:: TASK INPUTS
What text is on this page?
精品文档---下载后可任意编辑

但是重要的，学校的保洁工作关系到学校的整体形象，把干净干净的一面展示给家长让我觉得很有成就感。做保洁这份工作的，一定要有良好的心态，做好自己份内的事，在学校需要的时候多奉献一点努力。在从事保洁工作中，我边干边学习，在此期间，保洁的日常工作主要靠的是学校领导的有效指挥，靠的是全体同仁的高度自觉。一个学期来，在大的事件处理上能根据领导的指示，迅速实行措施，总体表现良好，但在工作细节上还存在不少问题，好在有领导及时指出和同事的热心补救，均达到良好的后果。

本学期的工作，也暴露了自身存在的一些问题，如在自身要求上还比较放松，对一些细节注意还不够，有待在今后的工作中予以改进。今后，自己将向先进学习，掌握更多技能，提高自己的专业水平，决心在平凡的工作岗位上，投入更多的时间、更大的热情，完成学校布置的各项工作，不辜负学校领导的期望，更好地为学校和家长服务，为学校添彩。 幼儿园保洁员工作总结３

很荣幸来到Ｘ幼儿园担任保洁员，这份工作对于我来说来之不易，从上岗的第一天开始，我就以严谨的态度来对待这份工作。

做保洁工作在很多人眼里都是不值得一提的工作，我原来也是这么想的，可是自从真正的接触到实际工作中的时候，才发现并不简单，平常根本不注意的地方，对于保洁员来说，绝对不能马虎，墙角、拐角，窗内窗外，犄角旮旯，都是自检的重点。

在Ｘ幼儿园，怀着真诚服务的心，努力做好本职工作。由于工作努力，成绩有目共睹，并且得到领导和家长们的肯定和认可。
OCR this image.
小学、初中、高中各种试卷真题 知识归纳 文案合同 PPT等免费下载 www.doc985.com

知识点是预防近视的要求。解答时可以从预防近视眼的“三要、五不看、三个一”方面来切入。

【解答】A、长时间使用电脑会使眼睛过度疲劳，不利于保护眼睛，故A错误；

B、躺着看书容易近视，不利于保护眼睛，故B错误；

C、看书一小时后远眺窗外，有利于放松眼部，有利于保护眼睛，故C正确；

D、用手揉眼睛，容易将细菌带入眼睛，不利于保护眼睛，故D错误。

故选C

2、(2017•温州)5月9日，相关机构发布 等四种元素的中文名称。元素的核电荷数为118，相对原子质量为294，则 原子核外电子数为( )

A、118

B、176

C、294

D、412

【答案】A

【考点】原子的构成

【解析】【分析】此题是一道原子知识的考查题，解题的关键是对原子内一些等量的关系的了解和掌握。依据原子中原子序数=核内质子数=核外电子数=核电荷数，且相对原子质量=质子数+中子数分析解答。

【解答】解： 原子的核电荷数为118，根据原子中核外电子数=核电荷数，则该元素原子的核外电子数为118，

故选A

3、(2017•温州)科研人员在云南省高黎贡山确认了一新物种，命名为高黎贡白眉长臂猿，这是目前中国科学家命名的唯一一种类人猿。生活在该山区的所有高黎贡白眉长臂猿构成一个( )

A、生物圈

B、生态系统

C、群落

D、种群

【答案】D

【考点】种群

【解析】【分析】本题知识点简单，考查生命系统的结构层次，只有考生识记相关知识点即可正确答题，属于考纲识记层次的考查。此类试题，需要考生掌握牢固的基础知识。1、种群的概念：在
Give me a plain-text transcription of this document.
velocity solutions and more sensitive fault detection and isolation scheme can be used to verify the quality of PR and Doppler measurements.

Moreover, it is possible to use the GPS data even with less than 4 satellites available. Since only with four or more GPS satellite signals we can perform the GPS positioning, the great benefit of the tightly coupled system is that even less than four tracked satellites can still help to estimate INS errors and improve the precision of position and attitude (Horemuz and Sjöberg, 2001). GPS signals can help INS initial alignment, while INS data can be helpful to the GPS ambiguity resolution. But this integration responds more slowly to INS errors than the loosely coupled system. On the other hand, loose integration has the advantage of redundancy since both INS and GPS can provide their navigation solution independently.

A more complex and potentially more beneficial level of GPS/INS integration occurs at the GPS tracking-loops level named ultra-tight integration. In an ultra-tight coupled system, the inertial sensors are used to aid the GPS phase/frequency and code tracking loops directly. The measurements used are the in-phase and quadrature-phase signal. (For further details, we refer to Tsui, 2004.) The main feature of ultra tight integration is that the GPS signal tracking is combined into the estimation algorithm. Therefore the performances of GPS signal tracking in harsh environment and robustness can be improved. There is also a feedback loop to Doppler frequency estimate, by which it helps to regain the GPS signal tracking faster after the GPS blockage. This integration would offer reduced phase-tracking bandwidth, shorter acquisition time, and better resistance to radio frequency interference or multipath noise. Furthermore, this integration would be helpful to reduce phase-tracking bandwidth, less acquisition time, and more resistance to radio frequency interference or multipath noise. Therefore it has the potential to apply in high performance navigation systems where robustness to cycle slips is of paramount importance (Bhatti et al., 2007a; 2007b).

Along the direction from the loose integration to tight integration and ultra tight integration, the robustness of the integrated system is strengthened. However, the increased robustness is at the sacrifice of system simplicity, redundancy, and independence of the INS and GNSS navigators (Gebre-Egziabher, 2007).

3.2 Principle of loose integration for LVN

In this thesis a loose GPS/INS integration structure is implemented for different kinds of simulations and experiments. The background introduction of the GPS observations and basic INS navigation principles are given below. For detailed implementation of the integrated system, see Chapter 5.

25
::::
Reproduce the data shown above exactly.

### WRITTEN SOLUTION
What text is on this page?
精品文档---下载后可任意编辑

但是重要的，学校的保洁工作关系到学校的整体形象，把干净干净的一面展示给家长让我觉得很有成就感。做保洁这份工作的，一定要有良好的心态，做好自己份内的事，在学校需要的时候多奉献一点努力。在从事保洁工作中，我边干边学习，在此期间，保洁的日常工作主要靠的是学校领导的有效指挥，靠的是全体同仁的高度自觉。一个学期来，在大的事件处理上能根据领导的指示，迅速实行措施，总体表现良好，但在工作细节上还存在不少问题，好在有领导及时指出和同事的热心补救，均达到良好的后果。

本学期的工作，也暴露了自身存在的一些问题，如在自身要求上还比较放松，对一些细节注意还不够，有待在今后的工作中予以改进。今后，自己将向先进学习，掌握更多技能，提高自己的专业水平，决心在平凡的工作岗位上，投入更多的时间、更大的热情，完成学校布置的各项工作，不辜负学校领导的期望，更好地为学校和家长服务，为学校添彩。 幼儿园保洁员工作总结３

很荣幸来到Ｘ幼儿园担任保洁员，这份工作对于我来说来之不易，从上岗的第一天开始，我就以严谨的态度来对待这份工作。

做保洁工作在很多人眼里都是不值得一提的工作，我原来也是这么想的，可是自从真正的接触到实际工作中的时候，才发现并不简单，平常根本不注意的地方，对于保洁员来说，绝对不能马虎，墙角、拐角，窗内窗外，犄角旮旯，都是自检的重点。

在Ｘ幼儿园，怀着真诚服务的心，努力做好本职工作。由于工作努力，成绩有目共睹，并且得到领导和家长们的肯定和认可。
OCR this image.
小学、初中、高中各种试卷真题 知识归纳 文案合同 PPT等免费下载 www.doc985.com

知识点是预防近视的要求。解答时可以从预防近视眼的“三要、五不看、三个一”方面来切入。

【解答】A、长时间使用电脑会使眼睛过度疲劳，不利于保护眼睛，故A错误；

B、躺着看书容易近视，不利于保护眼睛，故B错误；

C、看书一小时后远眺窗外，有利于放松眼部，有利于保护眼睛，故C正确；

D、用手揉眼睛，容易将细菌带入眼睛，不利于保护眼睛，故D错误。

故选C

2、(2017•温州)5月9日，相关机构发布 等四种元素的中文名称。元素的核电荷数为118，相对原子质量为294，则 原子核外电子数为( )

A、118

B、176

C、294

D、412

【答案】A

【考点】原子的构成

【解析】【分析】此题是一道原子知识的考查题，解题的关键是对原子内一些等量的关系的了解和掌握。依据原子中原子序数=核内质子数=核外电子数=核电荷数，且相对原子质量=质子数+中子数分析解答。

【解答】解： 原子的核电荷数为118，根据原子中核外电子数=核电荷数，则该元素原子的核外电子数为118，

故选A

3、(2017•温州)科研人员在云南省高黎贡山确认了一新物种，命名为高黎贡白眉长臂猿，这是目前中国科学家命名的唯一一种类人猿。生活在该山区的所有高黎贡白眉长臂猿构成一个( )

A、生物圈

B、生态系统

C、群落

D、种群

【答案】D

【考点】种群

【解析】【分析】本题知识点简单，考查生命系统的结构层次，只有考生识记相关知识点即可正确答题，属于考纲识记层次的考查。此类试题，需要考生掌握牢固的基础知识。1、种群的概念：在
Give me a plain-text transcription of this document.
velocity solutions and more sensitive fault detection and isolation scheme can be used to verify the quality of PR and Doppler measurements.

Moreover, it is possible to use the GPS data even with less than 4 satellites available. Since only with four or more GPS satellite signals we can perform the GPS positioning, the great benefit of the tightly coupled system is that even less than four tracked satellites can still help to estimate INS errors and improve the precision of position and attitude (Horemuz and Sjöberg, 2001). GPS signals can help INS initial alignment, while INS data can be helpful to the GPS ambiguity resolution. But this integration responds more slowly to INS errors than the loosely coupled system. On the other hand, loose integration has the advantage of redundancy since both INS and GPS can provide their navigation solution independently.

A more complex and potentially more beneficial level of GPS/INS integration occurs at the GPS tracking-loops level named ultra-tight integration. In an ultra-tight coupled system, the inertial sensors are used to aid the GPS phase/frequency and code tracking loops directly. The measurements used are the in-phase and quadrature-phase signal. (For further details, we refer to Tsui, 2004.) The main feature of ultra tight integration is that the GPS signal tracking is combined into the estimation algorithm. Therefore the performances of GPS signal tracking in harsh environment and robustness can be improved. There is also a feedback loop to Doppler frequency estimate, by which it helps to regain the GPS signal tracking faster after the GPS blockage. This integration would offer reduced phase-tracking bandwidth, shorter acquisition time, and better resistance to radio frequency interference or multipath noise. Furthermore, this integration would be helpful to reduce phase-tracking bandwidth, less acquisition time, and more resistance to radio frequency interference or multipath noise. Therefore it has the potential to apply in high performance navigation systems where robustness to cycle slips is of paramount importance (Bhatti et al., 2007a; 2007b).

Along the direction from the loose integration to tight integration and ultra tight integration, the robustness of the integrated system is strengthened. However, the increased robustness is at the sacrifice of system simplicity, redundancy, and independence of the INS and GNSS navigators (Gebre-Egziabher, 2007).

3.2 Principle of loose integration for LVN

In this thesis a loose GPS/INS integration structure is implemented for different kinds of simulations and experiments. The background introduction of the GPS observations and basic INS navigation principles are given below. For detailed implementation of the integrated system, see Chapter 5.

25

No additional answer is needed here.